--- Collected data entries ---
--

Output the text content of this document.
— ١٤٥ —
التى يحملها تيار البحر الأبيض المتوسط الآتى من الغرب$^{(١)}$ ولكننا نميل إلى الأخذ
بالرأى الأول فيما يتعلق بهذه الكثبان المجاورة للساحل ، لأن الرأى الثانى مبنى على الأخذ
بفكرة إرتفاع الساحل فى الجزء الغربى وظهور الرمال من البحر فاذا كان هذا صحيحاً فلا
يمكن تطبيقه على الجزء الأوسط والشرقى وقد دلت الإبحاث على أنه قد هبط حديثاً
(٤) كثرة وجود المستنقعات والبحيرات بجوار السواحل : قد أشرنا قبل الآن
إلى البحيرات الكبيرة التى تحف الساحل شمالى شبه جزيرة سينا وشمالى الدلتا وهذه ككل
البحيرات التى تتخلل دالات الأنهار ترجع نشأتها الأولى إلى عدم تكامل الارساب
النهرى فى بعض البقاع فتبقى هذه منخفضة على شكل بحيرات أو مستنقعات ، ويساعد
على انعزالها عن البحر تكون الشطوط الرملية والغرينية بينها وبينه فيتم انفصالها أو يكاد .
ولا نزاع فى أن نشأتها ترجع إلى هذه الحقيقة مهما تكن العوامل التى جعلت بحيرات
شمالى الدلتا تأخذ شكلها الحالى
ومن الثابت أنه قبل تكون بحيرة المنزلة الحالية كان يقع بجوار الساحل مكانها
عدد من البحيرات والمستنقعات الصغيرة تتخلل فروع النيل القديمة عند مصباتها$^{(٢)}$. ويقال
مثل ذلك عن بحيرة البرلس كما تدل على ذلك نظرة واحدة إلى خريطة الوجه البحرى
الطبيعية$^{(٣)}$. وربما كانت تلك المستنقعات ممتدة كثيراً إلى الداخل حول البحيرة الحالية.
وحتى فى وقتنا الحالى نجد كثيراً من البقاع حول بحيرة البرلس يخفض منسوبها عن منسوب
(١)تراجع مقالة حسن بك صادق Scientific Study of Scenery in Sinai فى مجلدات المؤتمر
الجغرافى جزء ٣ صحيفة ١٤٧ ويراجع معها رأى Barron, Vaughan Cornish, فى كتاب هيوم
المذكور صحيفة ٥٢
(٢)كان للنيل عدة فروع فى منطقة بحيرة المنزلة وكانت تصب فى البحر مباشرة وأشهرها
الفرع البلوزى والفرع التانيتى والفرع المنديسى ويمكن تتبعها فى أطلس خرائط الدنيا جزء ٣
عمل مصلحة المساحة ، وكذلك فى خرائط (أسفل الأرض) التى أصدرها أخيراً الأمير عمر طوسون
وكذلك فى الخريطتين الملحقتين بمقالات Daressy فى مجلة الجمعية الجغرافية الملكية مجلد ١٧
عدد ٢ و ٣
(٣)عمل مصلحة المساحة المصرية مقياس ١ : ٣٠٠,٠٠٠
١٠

--

--- Given instruction ---
Show the lines from the data above that contain the string "مصلحة".

--- Full solution ---
عمل مصلحة المساحة ، وكذلك فى خرائط (أسفل الأرض) التى أصدرها أخيراً الأمير عمر طوسون
(٣)عمل مصلحة المساحة المصرية مقياس ١ : ٣٠٠,٠٠٠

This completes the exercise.